**PROBLEM STATEMENT**:
The records below must be written out exactly, with every picture left behind.
** begin RECORDS SUPPLIED **
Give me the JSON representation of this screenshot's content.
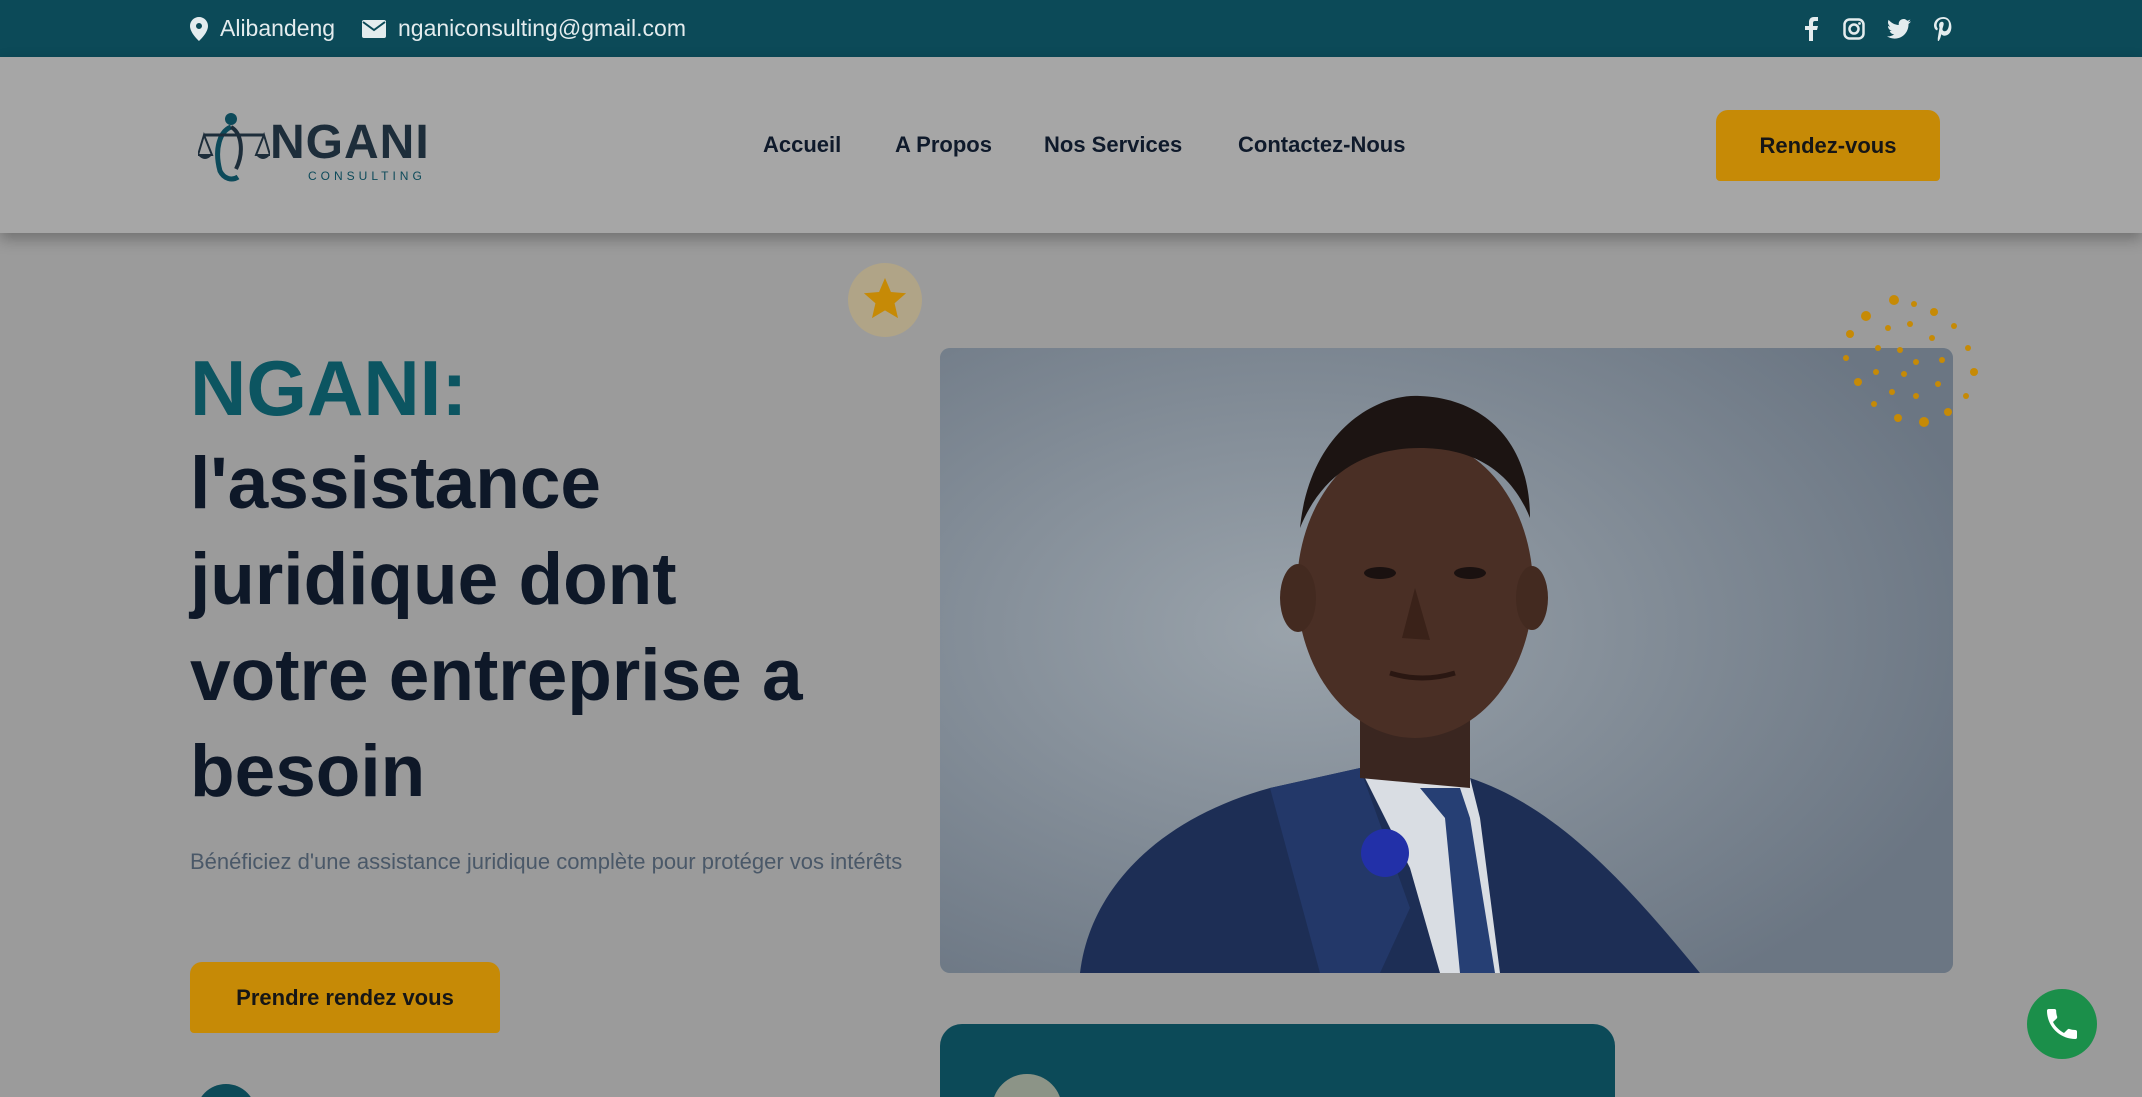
{
  "topbar": {
    "location": "Alibandeng",
    "email": "nganiconsulting@gmail.com",
    "socials": [
      "facebook-icon",
      "instagram-icon",
      "twitter-icon",
      "pinterest-icon"
    ]
  },
  "header": {
    "logo_text": "NGANI",
    "logo_sub": "CONSULTING",
    "nav": [
      "Accueil",
      "A Propos",
      "Nos Services",
      "Contactez-Nous"
    ],
    "cta": "Rendez-vous"
  },
  "hero": {
    "kicker": "NGANI:",
    "title_lines": [
      "l'assistance",
      "juridique dont",
      "votre entreprise a",
      "besoin"
    ],
    "subtitle": "Bénéficiez d'une assistance juridique complète pour protéger vos intérêts",
    "cta": "Prendre rendez vous"
  },
  "colors": {
    "teal": "#0c4a58",
    "gold": "#c68a06",
    "navy": "#0e1828",
    "whatsapp": "#1b8f4a"
  }
}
** end RECORDS SUPPLIED **
**SOLUTION**:
Give me the JSON representation of this screenshot's content.
{
  "topbar": {
    "location": "Alibandeng",
    "email": "nganiconsulting@gmail.com",
    "socials": [
      "facebook-icon",
      "instagram-icon",
      "twitter-icon",
      "pinterest-icon"
    ]
  },
  "header": {
    "logo_text": "NGANI",
    "logo_sub": "CONSULTING",
    "nav": [
      "Accueil",
      "A Propos",
      "Nos Services",
      "Contactez-Nous"
    ],
    "cta": "Rendez-vous"
  },
  "hero": {
    "kicker": "NGANI:",
    "title_lines": [
      "l'assistance",
      "juridique dont",
      "votre entreprise a",
      "besoin"
    ],
    "subtitle": "Bénéficiez d'une assistance juridique complète pour protéger vos intérêts",
    "cta": "Prendre rendez vous"
  },
  "colors": {
    "teal": "#0c4a58",
    "gold": "#c68a06",
    "navy": "#0e1828",
    "whatsapp": "#1b8f4a"
  }
}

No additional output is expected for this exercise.